— Exercise —
Copy the entries word for word, starting at the very first line and ending with the line that contains "- macd-histogram-bar: [144, 722, 148, 724]".
***** Data to use *****
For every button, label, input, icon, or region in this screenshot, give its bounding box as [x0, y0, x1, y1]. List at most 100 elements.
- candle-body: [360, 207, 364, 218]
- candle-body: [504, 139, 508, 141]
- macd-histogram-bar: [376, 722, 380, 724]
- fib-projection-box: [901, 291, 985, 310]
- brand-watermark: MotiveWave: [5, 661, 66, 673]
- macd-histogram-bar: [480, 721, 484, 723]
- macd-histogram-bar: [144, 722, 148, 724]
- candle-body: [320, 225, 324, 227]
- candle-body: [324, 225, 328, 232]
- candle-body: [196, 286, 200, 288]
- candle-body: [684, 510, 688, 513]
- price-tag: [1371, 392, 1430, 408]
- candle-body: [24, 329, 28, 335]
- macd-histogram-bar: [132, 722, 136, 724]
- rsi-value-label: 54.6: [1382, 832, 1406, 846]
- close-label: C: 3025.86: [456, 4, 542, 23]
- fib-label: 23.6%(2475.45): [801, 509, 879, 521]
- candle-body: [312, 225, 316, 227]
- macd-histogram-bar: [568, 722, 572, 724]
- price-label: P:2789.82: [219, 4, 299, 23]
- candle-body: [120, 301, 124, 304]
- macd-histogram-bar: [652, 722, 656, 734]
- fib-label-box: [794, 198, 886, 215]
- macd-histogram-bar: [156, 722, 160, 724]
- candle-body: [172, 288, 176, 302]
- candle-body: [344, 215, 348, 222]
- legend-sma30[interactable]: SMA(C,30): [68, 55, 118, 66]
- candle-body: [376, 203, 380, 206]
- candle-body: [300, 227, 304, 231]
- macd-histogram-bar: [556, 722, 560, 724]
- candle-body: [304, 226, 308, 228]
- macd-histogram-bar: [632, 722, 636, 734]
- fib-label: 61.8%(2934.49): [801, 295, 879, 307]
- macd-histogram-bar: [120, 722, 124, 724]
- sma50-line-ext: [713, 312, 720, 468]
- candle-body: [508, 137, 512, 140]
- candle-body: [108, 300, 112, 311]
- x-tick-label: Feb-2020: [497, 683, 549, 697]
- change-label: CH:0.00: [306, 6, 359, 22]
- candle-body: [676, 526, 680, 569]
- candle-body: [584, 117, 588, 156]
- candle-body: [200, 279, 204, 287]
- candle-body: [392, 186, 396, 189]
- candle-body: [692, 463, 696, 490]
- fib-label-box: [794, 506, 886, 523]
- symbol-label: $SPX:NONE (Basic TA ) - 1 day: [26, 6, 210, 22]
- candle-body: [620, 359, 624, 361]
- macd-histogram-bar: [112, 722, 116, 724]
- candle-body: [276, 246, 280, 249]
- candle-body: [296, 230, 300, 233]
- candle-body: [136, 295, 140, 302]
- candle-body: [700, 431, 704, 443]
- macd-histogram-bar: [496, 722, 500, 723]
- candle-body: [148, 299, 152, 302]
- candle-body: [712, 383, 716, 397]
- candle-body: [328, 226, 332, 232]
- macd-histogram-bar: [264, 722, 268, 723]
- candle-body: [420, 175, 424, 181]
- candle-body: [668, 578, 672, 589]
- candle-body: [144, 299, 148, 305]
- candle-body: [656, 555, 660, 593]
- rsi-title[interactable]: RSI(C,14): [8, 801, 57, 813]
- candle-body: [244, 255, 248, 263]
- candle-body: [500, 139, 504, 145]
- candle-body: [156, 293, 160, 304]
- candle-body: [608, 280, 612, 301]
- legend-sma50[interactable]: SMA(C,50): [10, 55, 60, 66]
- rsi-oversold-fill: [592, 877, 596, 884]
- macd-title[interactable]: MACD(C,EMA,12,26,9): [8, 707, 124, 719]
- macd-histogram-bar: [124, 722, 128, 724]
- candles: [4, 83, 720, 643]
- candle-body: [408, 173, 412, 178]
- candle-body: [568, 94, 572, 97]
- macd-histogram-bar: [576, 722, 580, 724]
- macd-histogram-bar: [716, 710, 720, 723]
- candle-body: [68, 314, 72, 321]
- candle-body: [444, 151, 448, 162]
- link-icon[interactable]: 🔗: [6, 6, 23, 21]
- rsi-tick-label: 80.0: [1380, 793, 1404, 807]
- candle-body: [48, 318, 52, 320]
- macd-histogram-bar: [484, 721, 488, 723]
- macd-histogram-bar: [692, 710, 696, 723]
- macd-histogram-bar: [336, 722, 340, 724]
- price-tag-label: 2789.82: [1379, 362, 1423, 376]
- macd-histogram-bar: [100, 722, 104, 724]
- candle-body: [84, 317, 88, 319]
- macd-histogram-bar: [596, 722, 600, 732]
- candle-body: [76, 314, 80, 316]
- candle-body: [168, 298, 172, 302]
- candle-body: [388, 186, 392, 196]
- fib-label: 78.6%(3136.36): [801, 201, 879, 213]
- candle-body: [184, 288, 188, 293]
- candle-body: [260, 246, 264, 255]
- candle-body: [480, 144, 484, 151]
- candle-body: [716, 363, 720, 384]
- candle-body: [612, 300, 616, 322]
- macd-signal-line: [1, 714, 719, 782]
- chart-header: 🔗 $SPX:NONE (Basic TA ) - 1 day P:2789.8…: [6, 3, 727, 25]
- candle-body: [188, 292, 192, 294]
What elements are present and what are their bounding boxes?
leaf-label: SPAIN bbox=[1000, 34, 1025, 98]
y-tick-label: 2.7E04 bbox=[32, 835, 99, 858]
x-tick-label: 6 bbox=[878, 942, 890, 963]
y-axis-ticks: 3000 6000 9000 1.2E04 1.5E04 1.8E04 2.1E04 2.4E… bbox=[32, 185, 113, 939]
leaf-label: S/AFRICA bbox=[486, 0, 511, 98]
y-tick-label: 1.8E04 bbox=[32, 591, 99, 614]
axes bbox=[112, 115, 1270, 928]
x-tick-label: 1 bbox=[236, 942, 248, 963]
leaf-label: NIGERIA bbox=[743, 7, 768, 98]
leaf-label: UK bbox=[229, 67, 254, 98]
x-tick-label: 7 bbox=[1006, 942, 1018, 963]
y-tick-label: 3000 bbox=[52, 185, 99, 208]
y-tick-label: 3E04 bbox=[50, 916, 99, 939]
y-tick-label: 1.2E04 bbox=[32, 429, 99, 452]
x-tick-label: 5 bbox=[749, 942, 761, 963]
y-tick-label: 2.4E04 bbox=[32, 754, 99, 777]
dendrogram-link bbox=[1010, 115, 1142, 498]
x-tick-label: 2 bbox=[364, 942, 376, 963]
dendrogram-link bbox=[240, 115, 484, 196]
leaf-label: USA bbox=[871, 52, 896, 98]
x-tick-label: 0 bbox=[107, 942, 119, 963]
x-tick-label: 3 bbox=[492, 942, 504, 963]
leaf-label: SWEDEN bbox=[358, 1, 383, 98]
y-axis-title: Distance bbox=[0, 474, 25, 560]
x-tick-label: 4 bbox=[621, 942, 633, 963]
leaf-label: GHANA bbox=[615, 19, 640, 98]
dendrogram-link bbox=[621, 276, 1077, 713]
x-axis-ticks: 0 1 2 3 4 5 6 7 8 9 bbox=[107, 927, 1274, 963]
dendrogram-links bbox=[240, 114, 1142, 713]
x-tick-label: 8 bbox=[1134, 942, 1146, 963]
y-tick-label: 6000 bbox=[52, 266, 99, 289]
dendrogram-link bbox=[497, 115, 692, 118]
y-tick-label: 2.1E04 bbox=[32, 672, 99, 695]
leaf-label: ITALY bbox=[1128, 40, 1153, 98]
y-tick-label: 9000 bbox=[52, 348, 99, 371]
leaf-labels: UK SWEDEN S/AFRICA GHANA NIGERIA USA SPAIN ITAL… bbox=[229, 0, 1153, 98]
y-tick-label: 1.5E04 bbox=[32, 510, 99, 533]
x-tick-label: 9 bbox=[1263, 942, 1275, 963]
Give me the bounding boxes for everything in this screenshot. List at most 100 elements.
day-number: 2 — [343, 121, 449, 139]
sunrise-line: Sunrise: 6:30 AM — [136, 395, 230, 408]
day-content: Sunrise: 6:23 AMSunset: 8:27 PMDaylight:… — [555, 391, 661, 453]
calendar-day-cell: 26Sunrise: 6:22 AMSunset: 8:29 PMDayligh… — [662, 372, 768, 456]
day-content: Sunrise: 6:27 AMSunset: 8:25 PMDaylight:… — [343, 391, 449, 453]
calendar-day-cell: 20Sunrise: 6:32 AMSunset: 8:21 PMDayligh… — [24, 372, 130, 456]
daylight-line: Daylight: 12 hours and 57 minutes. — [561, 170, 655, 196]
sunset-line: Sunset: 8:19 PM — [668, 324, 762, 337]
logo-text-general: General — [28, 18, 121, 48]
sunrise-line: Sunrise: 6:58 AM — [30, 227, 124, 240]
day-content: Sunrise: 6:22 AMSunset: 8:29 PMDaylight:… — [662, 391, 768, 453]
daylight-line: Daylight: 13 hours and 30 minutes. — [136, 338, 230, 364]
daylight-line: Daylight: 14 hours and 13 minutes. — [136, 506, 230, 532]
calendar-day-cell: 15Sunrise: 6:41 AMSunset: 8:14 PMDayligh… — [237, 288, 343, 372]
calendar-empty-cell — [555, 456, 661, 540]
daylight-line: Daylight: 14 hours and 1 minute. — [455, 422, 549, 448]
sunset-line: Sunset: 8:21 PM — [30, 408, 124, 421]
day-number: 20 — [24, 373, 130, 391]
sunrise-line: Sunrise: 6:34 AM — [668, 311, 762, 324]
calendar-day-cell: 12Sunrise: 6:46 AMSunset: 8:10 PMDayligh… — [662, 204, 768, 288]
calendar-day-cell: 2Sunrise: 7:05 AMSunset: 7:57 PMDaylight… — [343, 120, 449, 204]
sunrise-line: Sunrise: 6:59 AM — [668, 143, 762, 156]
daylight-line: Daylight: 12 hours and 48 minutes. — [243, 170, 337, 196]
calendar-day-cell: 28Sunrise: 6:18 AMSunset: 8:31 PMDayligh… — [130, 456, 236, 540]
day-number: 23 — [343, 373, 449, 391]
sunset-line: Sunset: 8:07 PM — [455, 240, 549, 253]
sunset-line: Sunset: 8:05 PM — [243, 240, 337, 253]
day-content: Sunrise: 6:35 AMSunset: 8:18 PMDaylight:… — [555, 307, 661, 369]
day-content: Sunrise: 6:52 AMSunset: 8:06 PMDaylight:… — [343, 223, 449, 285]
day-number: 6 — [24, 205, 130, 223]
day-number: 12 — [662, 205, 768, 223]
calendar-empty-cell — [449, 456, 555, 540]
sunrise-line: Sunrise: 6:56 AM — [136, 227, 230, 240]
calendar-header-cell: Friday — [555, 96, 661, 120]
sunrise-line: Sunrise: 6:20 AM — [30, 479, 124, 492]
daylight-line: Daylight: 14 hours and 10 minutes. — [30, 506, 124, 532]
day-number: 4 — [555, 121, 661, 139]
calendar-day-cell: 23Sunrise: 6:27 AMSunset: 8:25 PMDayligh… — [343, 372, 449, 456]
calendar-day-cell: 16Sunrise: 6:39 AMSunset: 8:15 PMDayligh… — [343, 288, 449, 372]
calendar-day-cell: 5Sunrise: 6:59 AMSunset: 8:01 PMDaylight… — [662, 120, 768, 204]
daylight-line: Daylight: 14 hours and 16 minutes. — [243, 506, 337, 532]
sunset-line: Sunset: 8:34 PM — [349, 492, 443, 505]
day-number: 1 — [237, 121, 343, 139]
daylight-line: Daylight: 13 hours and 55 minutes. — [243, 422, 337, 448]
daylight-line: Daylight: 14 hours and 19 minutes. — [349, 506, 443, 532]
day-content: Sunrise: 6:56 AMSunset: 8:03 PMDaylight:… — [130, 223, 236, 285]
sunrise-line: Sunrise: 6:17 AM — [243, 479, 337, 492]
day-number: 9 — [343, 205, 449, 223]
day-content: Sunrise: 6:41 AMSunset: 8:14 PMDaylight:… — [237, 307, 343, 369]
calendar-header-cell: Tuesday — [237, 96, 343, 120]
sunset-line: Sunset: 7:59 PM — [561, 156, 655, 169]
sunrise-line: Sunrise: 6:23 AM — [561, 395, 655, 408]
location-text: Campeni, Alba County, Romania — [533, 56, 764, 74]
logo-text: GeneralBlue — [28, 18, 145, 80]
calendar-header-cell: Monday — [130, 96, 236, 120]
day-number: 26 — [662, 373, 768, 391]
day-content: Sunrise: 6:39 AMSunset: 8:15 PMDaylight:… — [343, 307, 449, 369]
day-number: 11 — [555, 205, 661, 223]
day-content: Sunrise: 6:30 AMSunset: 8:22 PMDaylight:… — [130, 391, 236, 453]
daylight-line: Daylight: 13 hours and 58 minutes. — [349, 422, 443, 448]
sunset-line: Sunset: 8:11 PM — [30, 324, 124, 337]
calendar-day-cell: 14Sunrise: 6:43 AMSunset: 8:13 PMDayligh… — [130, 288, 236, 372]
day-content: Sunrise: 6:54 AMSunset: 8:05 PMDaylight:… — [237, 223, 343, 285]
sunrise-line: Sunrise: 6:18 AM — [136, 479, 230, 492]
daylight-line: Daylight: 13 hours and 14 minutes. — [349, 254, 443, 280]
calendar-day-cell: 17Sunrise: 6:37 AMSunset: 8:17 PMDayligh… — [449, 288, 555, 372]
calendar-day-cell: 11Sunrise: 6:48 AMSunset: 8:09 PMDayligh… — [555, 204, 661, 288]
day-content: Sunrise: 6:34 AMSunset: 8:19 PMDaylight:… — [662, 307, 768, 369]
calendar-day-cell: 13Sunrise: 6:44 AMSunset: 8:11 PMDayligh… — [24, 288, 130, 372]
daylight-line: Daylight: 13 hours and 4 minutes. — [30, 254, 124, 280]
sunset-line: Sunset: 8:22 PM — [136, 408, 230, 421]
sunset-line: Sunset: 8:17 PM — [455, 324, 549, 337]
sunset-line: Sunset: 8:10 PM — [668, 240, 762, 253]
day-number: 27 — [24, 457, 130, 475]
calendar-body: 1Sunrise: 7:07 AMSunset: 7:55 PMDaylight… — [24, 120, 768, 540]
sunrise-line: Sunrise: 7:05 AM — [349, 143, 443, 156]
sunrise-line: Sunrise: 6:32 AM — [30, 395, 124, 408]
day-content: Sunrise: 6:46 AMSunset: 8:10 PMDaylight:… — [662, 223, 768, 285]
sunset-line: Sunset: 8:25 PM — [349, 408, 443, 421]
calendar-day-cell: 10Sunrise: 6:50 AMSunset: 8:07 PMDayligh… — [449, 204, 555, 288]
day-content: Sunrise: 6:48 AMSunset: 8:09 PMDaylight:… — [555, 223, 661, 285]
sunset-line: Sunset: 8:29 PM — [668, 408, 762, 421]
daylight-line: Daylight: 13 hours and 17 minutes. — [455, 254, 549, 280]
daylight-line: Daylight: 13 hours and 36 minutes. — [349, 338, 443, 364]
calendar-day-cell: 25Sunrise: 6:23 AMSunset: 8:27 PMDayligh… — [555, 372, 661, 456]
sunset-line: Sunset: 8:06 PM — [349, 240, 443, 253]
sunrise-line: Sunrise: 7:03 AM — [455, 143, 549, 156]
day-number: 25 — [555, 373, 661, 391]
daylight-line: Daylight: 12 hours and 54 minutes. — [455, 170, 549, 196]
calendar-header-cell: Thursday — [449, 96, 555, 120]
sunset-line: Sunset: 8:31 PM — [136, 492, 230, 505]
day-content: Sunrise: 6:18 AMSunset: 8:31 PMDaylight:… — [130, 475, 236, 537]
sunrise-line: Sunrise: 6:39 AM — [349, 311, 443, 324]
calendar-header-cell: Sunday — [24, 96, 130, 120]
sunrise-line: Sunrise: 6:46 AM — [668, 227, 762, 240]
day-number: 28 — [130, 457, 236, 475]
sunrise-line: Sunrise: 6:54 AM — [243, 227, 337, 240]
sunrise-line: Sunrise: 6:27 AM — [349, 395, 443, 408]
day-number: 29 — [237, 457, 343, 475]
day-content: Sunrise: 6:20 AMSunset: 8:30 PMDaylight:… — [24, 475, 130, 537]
*****
— Answer to this task —
For every button, label, input, icon, or region in this screenshot, give its bounding box as [x0, y0, x1, y1]. List at most 100 elements.
- candle-body: [360, 207, 364, 218]
- candle-body: [504, 139, 508, 141]
- macd-histogram-bar: [376, 722, 380, 724]
- fib-projection-box: [901, 291, 985, 310]
- brand-watermark: MotiveWave: [5, 661, 66, 673]
- macd-histogram-bar: [480, 721, 484, 723]
- macd-histogram-bar: [144, 722, 148, 724]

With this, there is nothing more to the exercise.